[Dataset content start]
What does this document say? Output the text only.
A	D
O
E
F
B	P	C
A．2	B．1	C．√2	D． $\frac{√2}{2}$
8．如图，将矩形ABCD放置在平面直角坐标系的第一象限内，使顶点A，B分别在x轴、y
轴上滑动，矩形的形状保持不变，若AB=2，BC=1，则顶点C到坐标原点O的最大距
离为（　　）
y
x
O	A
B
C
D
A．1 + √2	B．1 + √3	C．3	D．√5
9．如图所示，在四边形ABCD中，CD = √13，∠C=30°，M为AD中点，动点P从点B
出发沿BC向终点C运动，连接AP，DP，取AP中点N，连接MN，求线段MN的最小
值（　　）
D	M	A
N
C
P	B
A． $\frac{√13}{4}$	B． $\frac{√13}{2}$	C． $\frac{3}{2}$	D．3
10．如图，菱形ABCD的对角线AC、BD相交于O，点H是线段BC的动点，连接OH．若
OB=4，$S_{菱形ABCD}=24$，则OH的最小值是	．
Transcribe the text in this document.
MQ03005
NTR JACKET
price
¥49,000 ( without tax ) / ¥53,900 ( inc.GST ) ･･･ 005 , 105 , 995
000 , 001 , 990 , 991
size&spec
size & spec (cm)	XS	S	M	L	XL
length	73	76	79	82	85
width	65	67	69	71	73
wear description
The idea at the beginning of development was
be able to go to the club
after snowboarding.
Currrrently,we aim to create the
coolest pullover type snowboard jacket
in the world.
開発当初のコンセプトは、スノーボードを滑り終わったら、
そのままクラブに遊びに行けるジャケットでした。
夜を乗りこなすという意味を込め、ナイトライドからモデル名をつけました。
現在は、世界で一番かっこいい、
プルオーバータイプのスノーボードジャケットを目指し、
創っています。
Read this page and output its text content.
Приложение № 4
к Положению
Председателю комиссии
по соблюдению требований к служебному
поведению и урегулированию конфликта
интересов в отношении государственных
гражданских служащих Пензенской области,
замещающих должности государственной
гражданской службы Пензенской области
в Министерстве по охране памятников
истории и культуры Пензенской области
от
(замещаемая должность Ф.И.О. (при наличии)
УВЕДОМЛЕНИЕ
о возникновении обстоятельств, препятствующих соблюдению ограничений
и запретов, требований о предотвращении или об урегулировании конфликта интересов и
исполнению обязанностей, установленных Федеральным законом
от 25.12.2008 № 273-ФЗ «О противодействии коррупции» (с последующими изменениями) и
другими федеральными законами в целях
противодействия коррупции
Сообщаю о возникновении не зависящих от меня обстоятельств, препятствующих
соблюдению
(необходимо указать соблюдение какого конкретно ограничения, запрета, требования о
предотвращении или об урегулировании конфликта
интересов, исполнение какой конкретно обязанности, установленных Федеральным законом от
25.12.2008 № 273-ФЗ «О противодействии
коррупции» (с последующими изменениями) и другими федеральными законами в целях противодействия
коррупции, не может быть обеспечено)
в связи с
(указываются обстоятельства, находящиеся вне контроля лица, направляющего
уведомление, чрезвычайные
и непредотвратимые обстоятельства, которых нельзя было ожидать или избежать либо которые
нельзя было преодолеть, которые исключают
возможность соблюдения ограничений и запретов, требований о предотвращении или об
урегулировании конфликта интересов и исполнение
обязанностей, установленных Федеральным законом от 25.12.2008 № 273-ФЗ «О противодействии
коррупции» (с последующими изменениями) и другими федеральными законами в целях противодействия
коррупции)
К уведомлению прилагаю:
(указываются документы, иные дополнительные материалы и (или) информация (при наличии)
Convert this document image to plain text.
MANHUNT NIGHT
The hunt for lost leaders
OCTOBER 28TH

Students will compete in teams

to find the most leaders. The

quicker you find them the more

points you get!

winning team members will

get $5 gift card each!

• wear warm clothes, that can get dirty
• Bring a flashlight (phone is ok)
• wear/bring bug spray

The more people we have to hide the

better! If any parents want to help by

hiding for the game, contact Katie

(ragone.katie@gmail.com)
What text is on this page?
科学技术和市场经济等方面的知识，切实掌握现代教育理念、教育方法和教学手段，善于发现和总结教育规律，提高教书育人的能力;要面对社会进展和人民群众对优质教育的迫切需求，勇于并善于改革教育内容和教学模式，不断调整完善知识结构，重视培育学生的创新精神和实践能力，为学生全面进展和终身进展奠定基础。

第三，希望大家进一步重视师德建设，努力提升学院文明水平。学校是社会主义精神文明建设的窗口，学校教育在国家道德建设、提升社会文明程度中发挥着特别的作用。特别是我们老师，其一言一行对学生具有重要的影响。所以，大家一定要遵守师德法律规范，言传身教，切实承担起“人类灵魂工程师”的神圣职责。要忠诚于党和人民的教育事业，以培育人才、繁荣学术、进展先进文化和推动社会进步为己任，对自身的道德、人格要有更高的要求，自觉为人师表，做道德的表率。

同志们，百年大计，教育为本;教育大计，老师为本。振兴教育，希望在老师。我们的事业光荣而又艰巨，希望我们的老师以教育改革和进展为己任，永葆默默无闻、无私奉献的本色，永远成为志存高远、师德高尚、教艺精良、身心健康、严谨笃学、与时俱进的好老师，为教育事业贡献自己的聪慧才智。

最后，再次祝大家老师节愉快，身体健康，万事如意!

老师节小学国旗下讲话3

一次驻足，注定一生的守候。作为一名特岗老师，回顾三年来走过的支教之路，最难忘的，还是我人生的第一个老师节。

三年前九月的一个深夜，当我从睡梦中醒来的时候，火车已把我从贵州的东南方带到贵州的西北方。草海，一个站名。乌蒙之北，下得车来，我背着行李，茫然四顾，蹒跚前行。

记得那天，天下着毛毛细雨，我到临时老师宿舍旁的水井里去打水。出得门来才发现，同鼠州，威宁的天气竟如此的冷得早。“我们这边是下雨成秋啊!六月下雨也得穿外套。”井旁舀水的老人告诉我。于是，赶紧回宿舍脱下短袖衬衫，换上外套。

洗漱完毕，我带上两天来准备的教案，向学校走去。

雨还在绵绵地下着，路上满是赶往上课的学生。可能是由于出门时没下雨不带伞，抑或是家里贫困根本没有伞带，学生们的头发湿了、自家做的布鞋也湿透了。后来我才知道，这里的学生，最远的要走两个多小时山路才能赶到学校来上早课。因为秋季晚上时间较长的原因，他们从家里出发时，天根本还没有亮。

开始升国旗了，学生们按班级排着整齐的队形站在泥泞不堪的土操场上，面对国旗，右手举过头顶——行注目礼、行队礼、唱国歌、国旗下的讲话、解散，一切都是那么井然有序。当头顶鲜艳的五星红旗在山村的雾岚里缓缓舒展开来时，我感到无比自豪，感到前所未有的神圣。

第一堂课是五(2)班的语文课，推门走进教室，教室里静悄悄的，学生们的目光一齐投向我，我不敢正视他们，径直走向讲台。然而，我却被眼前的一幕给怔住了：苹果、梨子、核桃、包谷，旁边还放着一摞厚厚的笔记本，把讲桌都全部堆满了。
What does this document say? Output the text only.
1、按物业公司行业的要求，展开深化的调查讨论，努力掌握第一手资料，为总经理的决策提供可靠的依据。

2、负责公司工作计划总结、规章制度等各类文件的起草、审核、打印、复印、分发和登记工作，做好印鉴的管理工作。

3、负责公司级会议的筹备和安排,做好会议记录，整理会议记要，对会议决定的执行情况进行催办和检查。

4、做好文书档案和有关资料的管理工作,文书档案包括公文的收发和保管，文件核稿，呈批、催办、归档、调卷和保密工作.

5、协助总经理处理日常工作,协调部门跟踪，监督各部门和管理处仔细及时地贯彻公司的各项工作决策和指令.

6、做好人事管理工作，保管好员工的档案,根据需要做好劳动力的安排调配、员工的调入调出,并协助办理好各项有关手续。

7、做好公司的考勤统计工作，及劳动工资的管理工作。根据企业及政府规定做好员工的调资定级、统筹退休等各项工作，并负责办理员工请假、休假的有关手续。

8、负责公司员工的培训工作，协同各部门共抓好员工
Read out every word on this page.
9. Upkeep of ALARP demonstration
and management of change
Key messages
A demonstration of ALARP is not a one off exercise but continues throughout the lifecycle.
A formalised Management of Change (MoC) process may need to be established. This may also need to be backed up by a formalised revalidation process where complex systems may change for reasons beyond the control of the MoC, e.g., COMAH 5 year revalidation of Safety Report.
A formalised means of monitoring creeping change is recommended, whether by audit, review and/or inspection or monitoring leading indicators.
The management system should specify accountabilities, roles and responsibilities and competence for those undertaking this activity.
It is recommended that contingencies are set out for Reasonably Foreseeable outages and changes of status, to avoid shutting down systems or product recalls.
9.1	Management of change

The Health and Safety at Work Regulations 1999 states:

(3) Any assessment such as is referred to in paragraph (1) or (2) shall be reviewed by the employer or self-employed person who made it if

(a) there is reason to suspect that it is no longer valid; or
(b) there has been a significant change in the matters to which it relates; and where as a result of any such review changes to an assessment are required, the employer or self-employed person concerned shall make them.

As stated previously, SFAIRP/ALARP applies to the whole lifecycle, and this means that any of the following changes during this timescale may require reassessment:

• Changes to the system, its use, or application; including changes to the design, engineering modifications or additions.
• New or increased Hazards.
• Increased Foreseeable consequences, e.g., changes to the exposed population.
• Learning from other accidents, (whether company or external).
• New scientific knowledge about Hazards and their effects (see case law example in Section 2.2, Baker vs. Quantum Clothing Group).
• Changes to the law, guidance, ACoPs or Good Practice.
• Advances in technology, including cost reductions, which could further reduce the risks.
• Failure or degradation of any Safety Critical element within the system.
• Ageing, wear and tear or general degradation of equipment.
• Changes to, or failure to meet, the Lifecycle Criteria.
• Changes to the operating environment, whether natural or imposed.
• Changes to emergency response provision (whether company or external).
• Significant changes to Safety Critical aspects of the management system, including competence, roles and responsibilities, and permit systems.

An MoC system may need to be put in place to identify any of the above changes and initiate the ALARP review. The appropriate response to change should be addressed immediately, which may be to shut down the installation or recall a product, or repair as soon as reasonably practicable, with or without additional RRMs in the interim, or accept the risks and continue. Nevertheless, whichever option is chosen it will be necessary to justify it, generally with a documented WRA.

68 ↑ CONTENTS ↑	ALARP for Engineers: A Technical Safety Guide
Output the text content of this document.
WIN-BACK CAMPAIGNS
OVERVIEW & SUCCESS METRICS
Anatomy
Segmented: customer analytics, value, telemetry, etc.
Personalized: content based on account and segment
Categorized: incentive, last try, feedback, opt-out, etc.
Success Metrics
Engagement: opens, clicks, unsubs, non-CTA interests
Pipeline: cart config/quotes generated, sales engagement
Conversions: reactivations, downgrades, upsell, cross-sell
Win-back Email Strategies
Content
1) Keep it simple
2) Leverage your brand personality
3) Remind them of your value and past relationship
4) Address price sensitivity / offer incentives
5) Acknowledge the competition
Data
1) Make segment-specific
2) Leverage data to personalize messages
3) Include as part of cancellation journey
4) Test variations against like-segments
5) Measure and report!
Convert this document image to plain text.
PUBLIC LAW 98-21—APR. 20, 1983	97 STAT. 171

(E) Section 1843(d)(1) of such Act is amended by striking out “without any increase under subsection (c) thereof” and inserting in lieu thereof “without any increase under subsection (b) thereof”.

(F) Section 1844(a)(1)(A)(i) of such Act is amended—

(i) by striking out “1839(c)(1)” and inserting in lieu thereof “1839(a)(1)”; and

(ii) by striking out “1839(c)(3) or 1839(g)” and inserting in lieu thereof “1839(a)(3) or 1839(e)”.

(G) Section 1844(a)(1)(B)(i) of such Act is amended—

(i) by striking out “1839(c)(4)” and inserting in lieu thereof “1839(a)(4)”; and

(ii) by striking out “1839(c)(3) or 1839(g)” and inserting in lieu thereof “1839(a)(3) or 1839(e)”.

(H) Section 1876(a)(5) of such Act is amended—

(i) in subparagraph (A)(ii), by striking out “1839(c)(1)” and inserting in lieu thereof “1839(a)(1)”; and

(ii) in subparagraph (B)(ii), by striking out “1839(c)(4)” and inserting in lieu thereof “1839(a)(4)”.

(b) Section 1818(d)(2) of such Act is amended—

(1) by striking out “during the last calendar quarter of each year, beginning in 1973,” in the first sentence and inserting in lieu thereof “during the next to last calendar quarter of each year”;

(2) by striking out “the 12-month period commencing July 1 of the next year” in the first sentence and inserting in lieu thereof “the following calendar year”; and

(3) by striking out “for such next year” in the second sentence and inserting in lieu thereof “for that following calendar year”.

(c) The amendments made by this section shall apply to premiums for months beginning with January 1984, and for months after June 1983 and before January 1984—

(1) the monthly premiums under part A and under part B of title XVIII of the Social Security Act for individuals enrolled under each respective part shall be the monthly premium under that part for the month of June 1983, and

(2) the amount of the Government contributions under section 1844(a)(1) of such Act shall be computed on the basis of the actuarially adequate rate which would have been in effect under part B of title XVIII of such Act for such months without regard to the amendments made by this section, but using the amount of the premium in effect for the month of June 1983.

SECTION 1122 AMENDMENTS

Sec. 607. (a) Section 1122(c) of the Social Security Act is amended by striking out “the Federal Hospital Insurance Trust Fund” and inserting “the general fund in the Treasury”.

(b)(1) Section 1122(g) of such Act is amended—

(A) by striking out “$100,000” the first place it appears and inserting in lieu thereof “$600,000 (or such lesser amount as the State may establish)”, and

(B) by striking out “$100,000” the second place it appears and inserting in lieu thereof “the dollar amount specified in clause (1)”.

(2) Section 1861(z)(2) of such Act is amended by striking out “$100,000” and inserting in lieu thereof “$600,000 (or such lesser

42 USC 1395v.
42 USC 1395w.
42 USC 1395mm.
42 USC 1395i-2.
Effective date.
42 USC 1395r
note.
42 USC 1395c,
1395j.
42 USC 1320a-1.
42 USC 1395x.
[Dataset content end]
> [The problem] Of the lines in the data, how many hold the string "установленных"? State the number, nothing else.

> [Solution to the exercise] 3